LN and IMP are competitors in the music industry.  LN is a national player that provides concert promoting services to artists throughout the country.  IMP is a regional player that provides services in the Washington, D.C. and Baltimore, MD area.  Additionally, both operate outdoor amphitheaters: IMP operates Merriweather Post Pavilion in Columbia, MD; LN operates Nissan Pavilion (now called Jiffy Lube Live) in Bristow, Virginia.  Merriweather’s seating capacity is roughly 19,000; Nissan’s is roughly 25,000.  Concert venues in the Washington-Baltimore range in seating capacity from 1,000 small clubs to 60,000 sports stadiums.

LN and IMP operate in the music concert industry, competing for the business of artists, vying to promote their concerts and showcase them in their venues.  Promoters work on financing concerts, scheduling dates and venues, and advertising.  Generally, artists have two main options for organizing concert tours.  First, artists can contract “locally” by using a different local promoter for each location,  securing venues through each promoter.  Artists who contract “locally” are typically compensated by a percentage of the gross ticket sales from each concert.  Alternatively, artists can contract “nationally” by working with a national promoter (such as LN) for most of all of the tour.  Artists who contract “nationally” are typically compensated by receiving a minimum guaranteed payment from the promoter based on the number of shows organized by the promoter.

IMP sued LN, contending that LN foreclosed competition in the concert promotion and venue markets, thereby violating §§ 1 and 2 of the Sherman Act and parallel Maryland antitrust law.  Specifically, IMP alleged that LN engaged in monopolization, tying arrangements, and exclusive dealings.  The district court found insufficient evidence of any such practices and granted summary judgment on both the federal and state law claims.  IMP appealed.

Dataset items
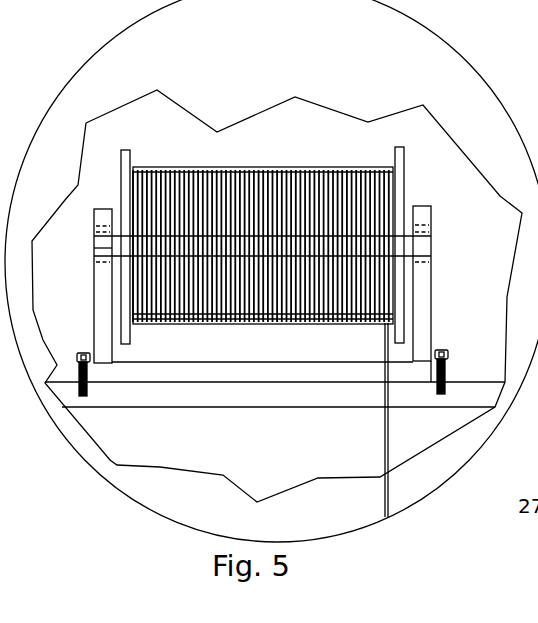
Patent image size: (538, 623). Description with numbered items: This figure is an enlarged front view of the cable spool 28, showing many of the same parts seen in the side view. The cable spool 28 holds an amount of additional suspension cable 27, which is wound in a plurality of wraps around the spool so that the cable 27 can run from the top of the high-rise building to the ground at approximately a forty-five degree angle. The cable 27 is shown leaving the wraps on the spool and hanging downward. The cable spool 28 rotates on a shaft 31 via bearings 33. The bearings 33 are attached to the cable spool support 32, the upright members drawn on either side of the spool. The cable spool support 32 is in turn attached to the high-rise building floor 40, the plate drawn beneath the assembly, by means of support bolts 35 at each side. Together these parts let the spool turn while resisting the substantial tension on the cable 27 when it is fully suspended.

The suspension cable 27 is at (383, 503).
The cable spool 28 is at (130, 163).
The shaft 31 is at (420, 243).
The cable spool support 32 is at (93, 313).
The bearings 33 is at (430, 257).
The support bolts 35 is at (438, 372).
The high-rise building floor 40 is at (492, 380).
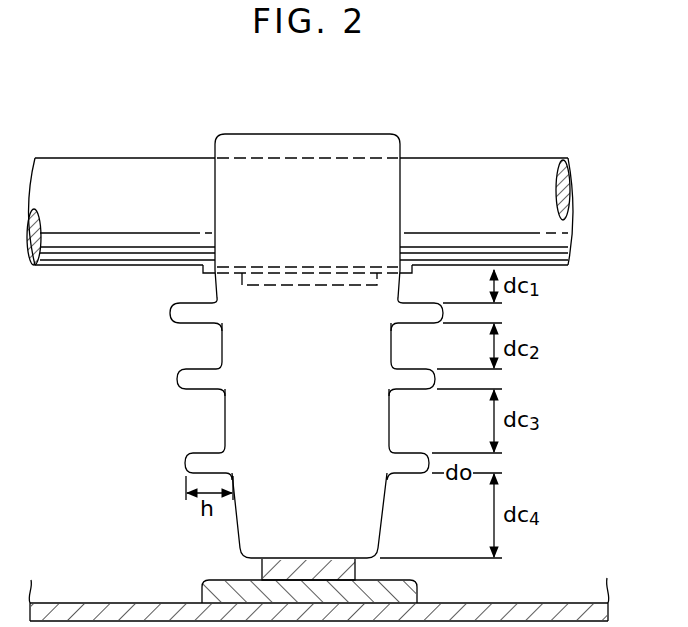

JOB 1
In the concert promotion passage, copy the part that begins at the words "LN and IMP are" and stops after the words "60,000 sports stadiums.".
JOB 2
Decide whether each statement agrees with the concert promotion passage, answering yes or no and quoting the deciding words: (a) Merriweather Post Pavilion seats roughly 25,000 people. (b) Artists who contract "locally" are typically paid a percentage of the gross ticket sales from each concert. (c) The district court granted summary judgment on both the federal and state law claims.

FINAL RESULT 1
LN and IMP are competitors in the music industry.  LN is a national player that provides concert promoting services to artists throughout the country.  IMP is a regional player that provides services in the Washington, D.C. and Baltimore, MD area.  Additionally, both operate outdoor amphitheaters: IMP operates Merriweather Post Pavilion in Columbia, MD; LN operates Nissan Pavilion (now called Jiffy Lube Live) in Bristow, Virginia.  Merriweather’s seating capacity is roughly 19,000; Nissan’s is roughly 25,000.  Concert venues in the Washington-Baltimore range in seating capacity from 1,000 small clubs to 60,000 sports stadiums.

FINAL RESULT 2
(a) No: "Merriweather’s seating capacity is roughly 19,000; Nissan’s is roughly 25,000."
(b) Yes: "Artists who contract “locally” are typically compensated by a percentage of the gross ticket sales from each concert."
(c) Yes: "granted summary judgment on both the federal and state law claims"